*What is expected*. Pick out all lines in the listing holding the string "separated" and copy them.

- - - -

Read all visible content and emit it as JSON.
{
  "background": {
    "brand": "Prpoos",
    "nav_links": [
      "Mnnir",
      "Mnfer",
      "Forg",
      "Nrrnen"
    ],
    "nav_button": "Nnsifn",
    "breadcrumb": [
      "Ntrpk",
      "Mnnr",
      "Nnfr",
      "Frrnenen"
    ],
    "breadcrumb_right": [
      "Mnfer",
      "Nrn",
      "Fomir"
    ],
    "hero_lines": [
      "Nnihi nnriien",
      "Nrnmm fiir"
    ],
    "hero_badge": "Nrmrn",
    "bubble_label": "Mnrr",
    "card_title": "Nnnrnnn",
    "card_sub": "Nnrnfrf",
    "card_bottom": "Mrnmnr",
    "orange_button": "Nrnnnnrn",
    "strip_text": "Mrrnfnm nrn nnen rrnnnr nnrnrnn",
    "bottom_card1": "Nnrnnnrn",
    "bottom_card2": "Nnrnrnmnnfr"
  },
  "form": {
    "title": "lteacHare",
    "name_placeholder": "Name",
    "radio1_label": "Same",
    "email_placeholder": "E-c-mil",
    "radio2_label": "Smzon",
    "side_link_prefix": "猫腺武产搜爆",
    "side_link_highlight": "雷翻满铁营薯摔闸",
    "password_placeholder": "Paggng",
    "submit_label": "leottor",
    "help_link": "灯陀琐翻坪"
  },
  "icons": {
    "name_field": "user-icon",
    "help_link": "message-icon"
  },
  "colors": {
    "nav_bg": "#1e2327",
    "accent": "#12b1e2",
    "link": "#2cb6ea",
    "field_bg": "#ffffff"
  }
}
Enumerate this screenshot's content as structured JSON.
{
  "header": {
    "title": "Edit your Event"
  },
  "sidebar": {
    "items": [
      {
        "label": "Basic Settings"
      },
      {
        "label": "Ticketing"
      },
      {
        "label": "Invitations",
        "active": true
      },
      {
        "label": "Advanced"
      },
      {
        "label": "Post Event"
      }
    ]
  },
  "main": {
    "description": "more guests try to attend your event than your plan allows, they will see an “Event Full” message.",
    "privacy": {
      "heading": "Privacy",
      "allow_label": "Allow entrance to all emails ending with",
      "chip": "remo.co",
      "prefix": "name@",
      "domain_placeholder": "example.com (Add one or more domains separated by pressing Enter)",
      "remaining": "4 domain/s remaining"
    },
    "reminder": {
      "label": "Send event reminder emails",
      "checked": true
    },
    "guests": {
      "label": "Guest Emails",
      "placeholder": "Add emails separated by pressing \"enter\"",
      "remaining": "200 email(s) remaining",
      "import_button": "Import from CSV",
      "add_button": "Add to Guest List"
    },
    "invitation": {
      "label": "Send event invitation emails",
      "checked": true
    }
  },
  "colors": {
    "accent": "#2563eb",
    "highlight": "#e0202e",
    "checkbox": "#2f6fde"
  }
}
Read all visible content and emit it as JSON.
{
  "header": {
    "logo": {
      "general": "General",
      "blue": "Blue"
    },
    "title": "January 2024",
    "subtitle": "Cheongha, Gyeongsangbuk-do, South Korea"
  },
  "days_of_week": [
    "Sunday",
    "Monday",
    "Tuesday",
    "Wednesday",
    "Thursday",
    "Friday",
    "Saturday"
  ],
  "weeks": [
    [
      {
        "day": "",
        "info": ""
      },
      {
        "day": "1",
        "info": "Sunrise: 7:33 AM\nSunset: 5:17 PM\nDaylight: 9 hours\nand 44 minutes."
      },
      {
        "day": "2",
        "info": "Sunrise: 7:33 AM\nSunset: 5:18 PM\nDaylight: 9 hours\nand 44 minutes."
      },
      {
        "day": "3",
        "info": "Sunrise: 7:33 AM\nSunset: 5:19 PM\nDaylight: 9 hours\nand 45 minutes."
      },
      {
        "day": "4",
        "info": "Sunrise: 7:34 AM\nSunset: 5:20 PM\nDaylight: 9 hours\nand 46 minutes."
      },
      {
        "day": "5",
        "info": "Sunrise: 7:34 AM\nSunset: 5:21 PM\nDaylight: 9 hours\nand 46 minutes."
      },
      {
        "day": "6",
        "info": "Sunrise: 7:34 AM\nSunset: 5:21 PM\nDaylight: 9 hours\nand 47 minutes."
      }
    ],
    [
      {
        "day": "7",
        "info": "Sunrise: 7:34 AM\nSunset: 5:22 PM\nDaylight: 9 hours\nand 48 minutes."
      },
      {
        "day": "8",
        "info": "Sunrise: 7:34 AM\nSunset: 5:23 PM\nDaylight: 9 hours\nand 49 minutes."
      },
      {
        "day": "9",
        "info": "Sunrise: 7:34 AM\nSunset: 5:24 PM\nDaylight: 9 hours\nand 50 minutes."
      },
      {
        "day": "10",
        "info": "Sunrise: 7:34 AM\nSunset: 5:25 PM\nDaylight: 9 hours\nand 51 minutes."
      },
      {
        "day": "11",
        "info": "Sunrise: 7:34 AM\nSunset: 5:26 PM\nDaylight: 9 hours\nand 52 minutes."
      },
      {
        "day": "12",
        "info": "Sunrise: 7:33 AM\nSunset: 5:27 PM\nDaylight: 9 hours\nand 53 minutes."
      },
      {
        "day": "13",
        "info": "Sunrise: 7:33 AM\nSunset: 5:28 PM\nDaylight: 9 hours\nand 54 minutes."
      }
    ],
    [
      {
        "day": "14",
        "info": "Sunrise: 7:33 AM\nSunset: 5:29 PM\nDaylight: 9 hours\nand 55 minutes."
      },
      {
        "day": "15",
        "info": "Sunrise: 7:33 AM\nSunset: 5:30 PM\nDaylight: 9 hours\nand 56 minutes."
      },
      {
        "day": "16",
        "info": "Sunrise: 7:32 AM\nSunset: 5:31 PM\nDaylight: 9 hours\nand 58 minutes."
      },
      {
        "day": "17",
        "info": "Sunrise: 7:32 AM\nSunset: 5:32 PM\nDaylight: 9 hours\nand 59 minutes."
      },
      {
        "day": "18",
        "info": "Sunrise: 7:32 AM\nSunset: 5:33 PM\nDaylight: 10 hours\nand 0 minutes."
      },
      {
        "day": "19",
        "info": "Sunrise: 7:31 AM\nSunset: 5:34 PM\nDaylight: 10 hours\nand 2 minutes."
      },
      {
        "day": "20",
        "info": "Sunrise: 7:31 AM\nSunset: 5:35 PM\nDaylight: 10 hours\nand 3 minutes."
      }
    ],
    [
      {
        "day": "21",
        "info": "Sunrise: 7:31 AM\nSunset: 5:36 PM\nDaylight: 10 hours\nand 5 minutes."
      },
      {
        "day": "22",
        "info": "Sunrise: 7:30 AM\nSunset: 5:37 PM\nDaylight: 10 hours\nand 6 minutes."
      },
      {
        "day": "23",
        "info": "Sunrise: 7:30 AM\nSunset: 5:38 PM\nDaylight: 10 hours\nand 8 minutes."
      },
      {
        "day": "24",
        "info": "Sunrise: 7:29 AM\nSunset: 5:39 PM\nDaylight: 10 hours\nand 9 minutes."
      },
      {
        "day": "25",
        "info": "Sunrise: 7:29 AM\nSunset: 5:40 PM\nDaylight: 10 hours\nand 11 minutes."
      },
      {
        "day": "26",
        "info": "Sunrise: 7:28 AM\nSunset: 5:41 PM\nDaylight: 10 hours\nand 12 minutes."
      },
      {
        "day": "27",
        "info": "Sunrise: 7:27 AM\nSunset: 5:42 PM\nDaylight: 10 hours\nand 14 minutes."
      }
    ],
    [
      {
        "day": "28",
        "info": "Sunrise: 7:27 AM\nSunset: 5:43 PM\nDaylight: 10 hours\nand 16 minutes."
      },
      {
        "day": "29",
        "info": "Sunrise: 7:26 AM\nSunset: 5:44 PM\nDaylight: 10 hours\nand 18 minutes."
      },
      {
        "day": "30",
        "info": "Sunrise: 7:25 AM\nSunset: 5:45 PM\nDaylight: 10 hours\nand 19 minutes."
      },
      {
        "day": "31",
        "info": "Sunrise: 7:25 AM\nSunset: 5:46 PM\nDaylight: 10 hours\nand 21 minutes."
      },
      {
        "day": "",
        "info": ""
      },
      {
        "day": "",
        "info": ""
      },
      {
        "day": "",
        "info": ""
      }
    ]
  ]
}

- - - -

*Complete output*.
      "domain_placeholder": "example.com (Add one or more domains separated by pressing Enter)",
      "placeholder": "Add emails separated by pressing \"enter\"",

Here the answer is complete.